-- start --
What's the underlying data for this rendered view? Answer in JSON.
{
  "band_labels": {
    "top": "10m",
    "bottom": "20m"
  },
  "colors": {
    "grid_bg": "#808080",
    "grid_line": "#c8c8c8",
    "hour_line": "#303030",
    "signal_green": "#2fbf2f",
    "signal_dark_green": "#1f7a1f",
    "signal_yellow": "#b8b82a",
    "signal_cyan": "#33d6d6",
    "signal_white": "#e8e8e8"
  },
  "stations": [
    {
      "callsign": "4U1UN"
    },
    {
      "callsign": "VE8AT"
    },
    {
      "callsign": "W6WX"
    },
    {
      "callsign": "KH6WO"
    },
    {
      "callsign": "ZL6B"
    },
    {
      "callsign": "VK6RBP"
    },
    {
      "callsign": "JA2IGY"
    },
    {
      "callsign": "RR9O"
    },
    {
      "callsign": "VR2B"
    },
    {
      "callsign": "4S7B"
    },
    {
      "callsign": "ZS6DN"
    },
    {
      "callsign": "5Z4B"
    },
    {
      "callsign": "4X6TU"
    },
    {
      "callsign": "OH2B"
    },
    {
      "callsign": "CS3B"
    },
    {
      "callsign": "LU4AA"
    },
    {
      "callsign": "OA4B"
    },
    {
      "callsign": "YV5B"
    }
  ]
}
-- end --
### Instructions for the task:
Repeat the entries shown above, every one, word for word.

### Task result:
What's the underlying data for this rendered view? Answer in JSON.
{
  "band_labels": {
    "top": "10m",
    "bottom": "20m"
  },
  "colors": {
    "grid_bg": "#808080",
    "grid_line": "#c8c8c8",
    "hour_line": "#303030",
    "signal_green": "#2fbf2f",
    "signal_dark_green": "#1f7a1f",
    "signal_yellow": "#b8b82a",
    "signal_cyan": "#33d6d6",
    "signal_white": "#e8e8e8"
  },
  "stations": [
    {
      "callsign": "4U1UN"
    },
    {
      "callsign": "VE8AT"
    },
    {
      "callsign": "W6WX"
    },
    {
      "callsign": "KH6WO"
    },
    {
      "callsign": "ZL6B"
    },
    {
      "callsign": "VK6RBP"
    },
    {
      "callsign": "JA2IGY"
    },
    {
      "callsign": "RR9O"
    },
    {
      "callsign": "VR2B"
    },
    {
      "callsign": "4S7B"
    },
    {
      "callsign": "ZS6DN"
    },
    {
      "callsign": "5Z4B"
    },
    {
      "callsign": "4X6TU"
    },
    {
      "callsign": "OH2B"
    },
    {
      "callsign": "CS3B"
    },
    {
      "callsign": "LU4AA"
    },
    {
      "callsign": "OA4B"
    },
    {
      "callsign": "YV5B"
    }
  ]
}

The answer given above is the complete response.